= TASK DESCRIPTION =
Note how many lines in the entries contain the string "image", then give that number and nothing else.

--- start ---

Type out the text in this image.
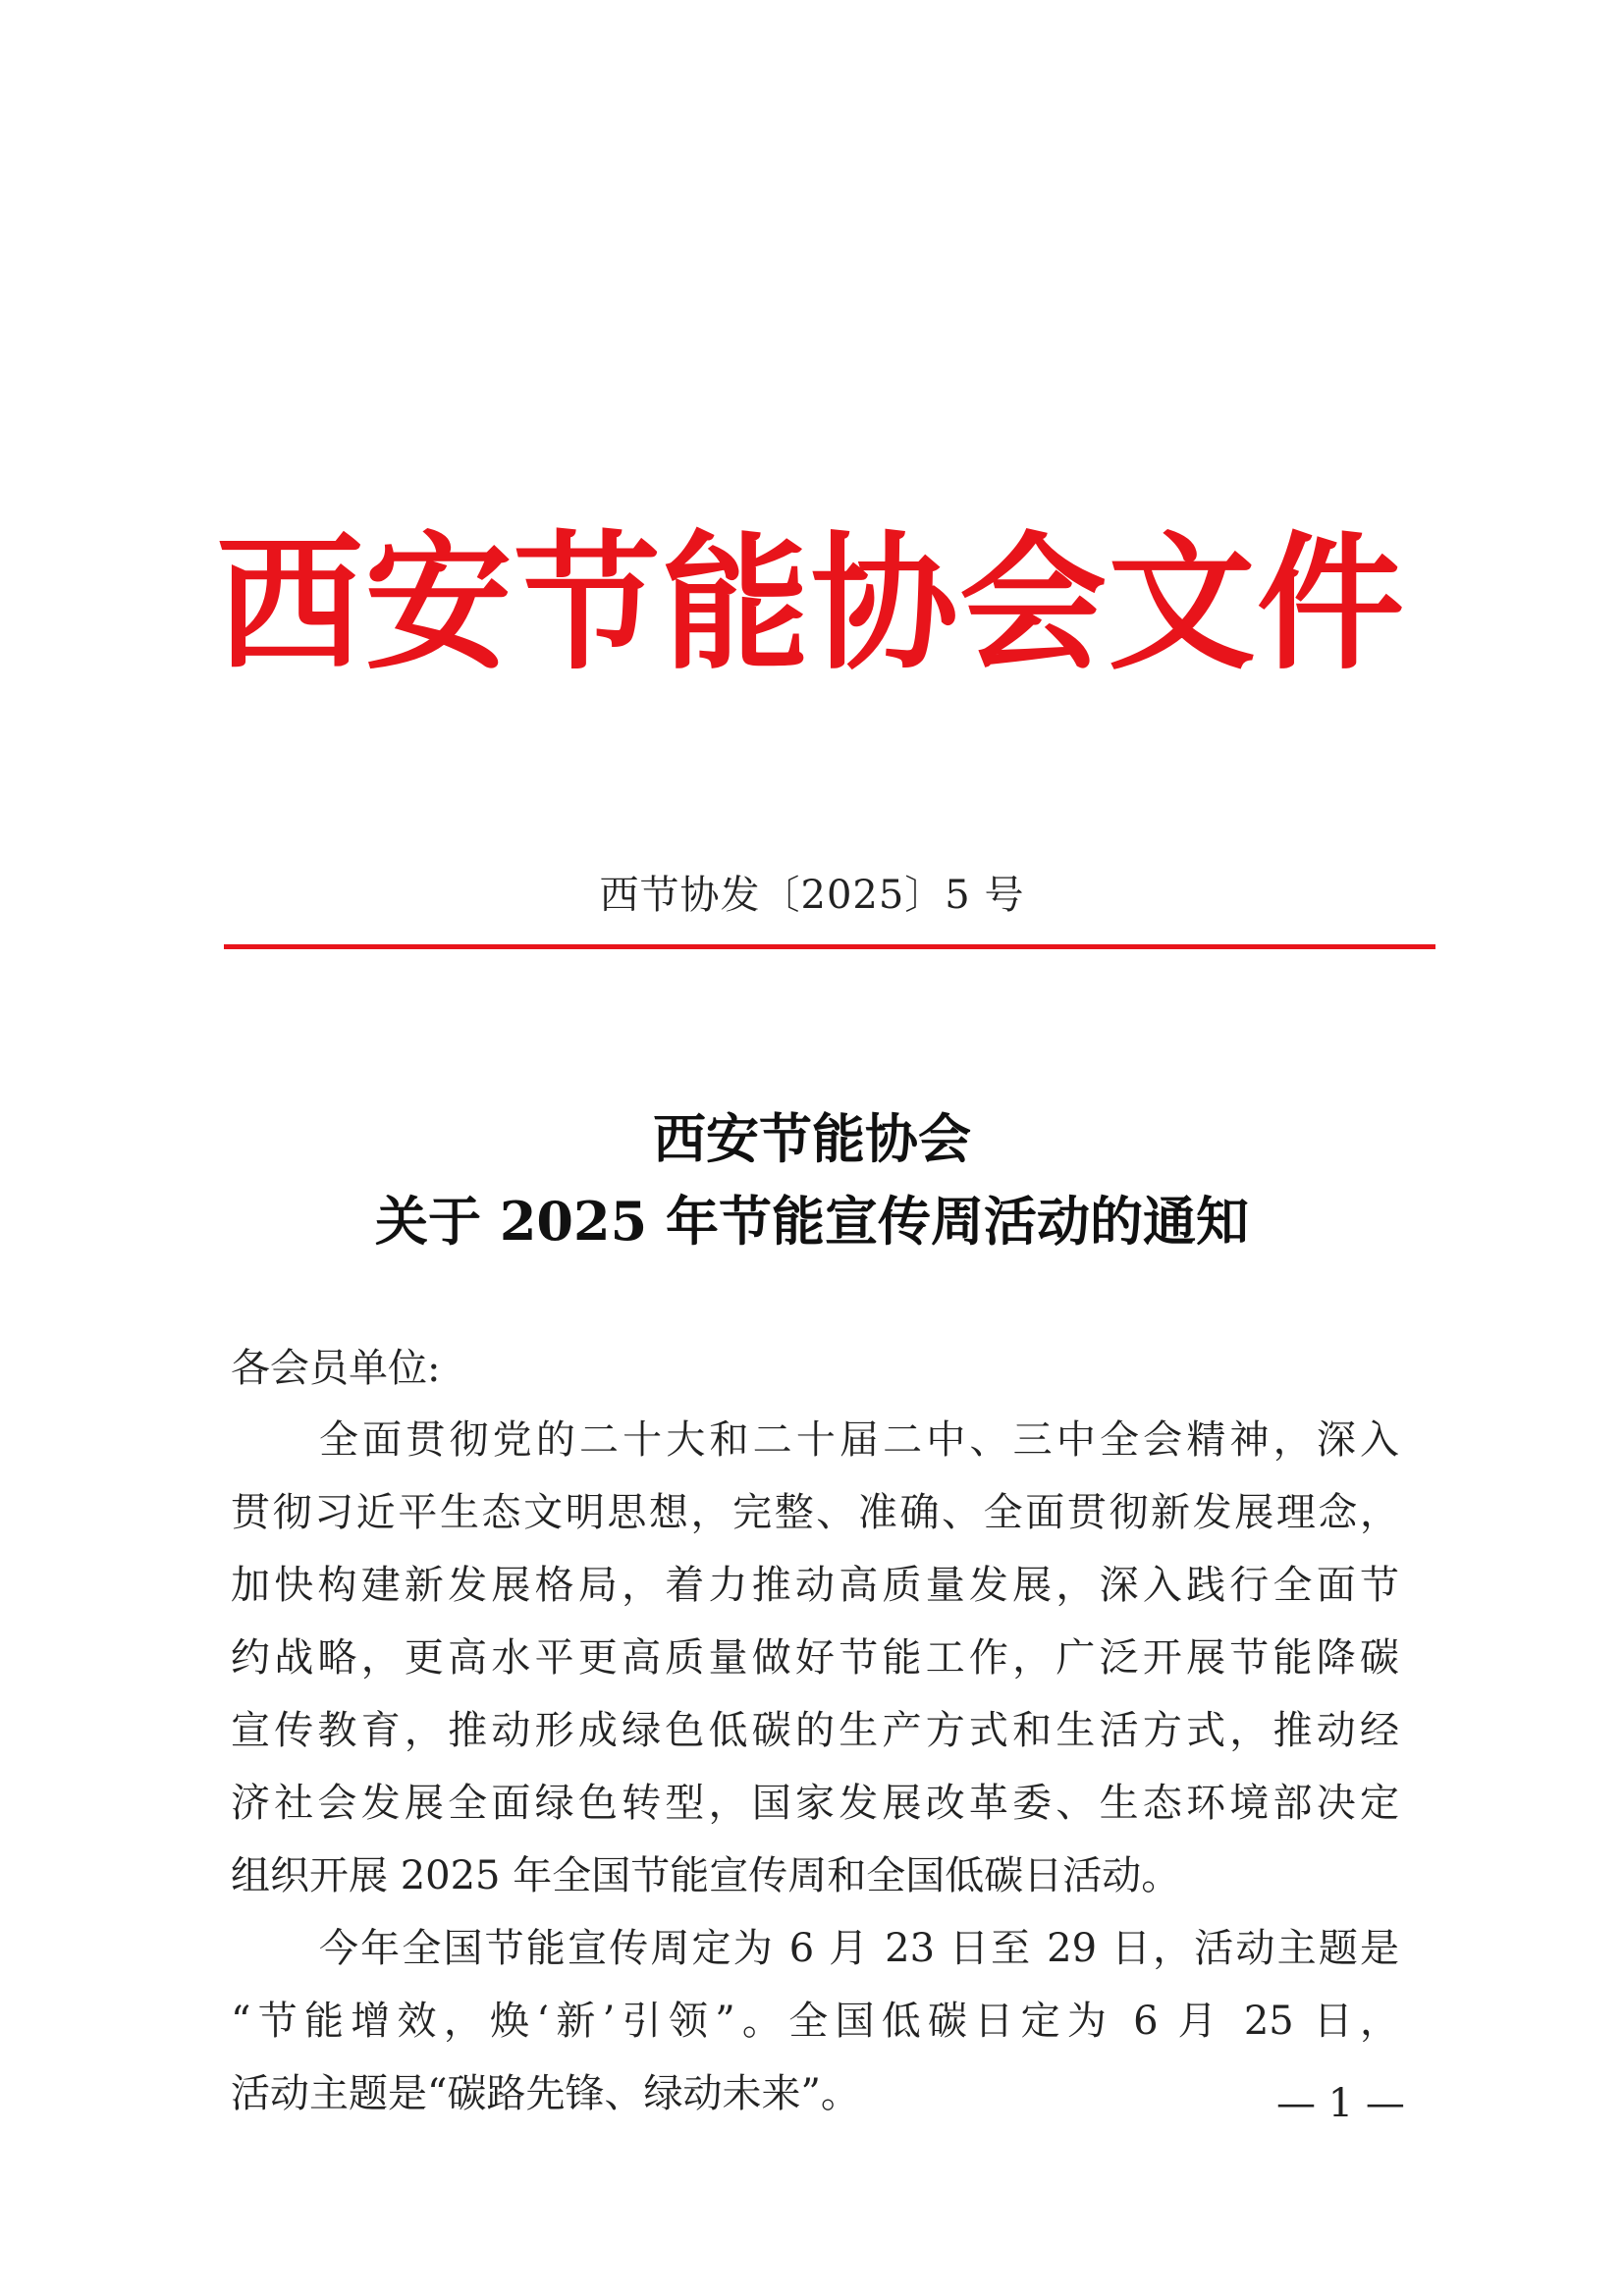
西 安 节 能 协 会 文 件
西节协发〔2025〕5 号
西安节能协会
关于 2025 年节能宣传周活动的通知
各会员单位:
全面贯彻党的二十大和二十届二中、三中全会精神，深入
贯彻习近平生态文明思想，完整、准确、全面贯彻新发展理念，
加快构建新发展格局，着力推动高质量发展，深入践行全面节
约战略，更高水平更高质量做好节能工作，广泛开展节能降碳
宣传教育，推动形成绿色低碳的生产方式和生活方式，推动经
济社会发展全面绿色转型，国家发展改革委、生态环境部决定
组织开展 2025 年全国节能宣传周和全国低碳日活动。
今年全国节能宣传周定为 6 月 23 日至 29 日，活动主题是
“节能增效，焕‘新’引领”。全国低碳日定为 6 月 25 日，
活动主题是“碳路先锋、绿动未来”。	— 1 —
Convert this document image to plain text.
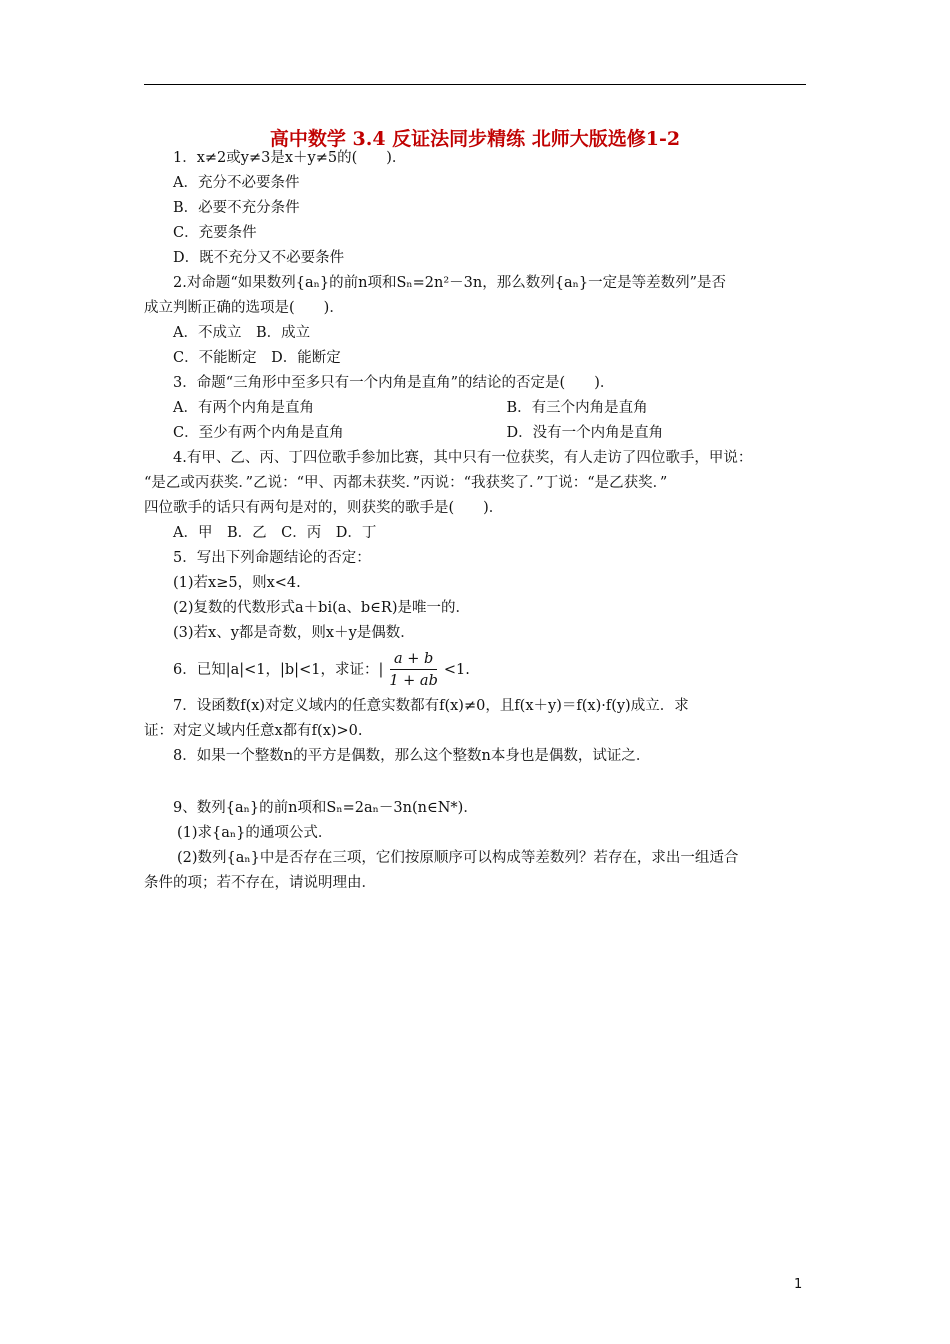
高中数学 3.4 反证法同步精练 北师大版选修1-2
1．x≠2或y≠3是x＋y≠5的(　　)．
A．充分不必要条件
B．必要不充分条件
C．充要条件
D．既不充分又不必要条件
2.对命题“如果数列{aₙ}的前n项和Sₙ=2n²－3n，那么数列{aₙ}一定是等差数列”是否
成立判断正确的选项是(　　)．
A．不成立　B．成立
C．不能断定　D．能断定
3．命题“三角形中至多只有一个内角是直角”的结论的否定是(　　)．
A．有两个内角是直角	B．有三个内角是直角
C．至少有两个内角是直角	D．没有一个内角是直角
4.有甲、乙、丙、丁四位歌手参加比赛，其中只有一位获奖，有人走访了四位歌手，甲说：
“是乙或丙获奖．”乙说：“甲、丙都未获奖．”丙说：“我获奖了．”丁说：“是乙获奖．”
四位歌手的话只有两句是对的，则获奖的歌手是(　　)．
A．甲　B．乙　C．丙　D．丁
5．写出下列命题结论的否定：
(1)若x≥5，则x<4.
(2)复数的代数形式a＋bi(a、b∈R)是唯一的．
(3)若x、y都是奇数，则x＋y是偶数．
6．已知|a|<1，|b|<1，求证：| $\frac{a + b}{1 + ab} <1$.
7．设函数f(x)对定义域内的任意实数都有f(x)≠0，且f(x＋y)＝f(x)·f(y)成立．求
证：对定义域内任意x都有f(x)>0.
8．如果一个整数n的平方是偶数，那么这个整数n本身也是偶数，试证之．
9、数列{aₙ}的前n项和Sₙ=2aₙ－3n(n∈N*)．
(1)求{aₙ}的通项公式．
(2)数列{aₙ}中是否存在三项，它们按原顺序可以构成等差数列？若存在，求出一组适合
条件的项；若不存在，请说明理由．
1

--- end ---

= FULL SOLUTION =
2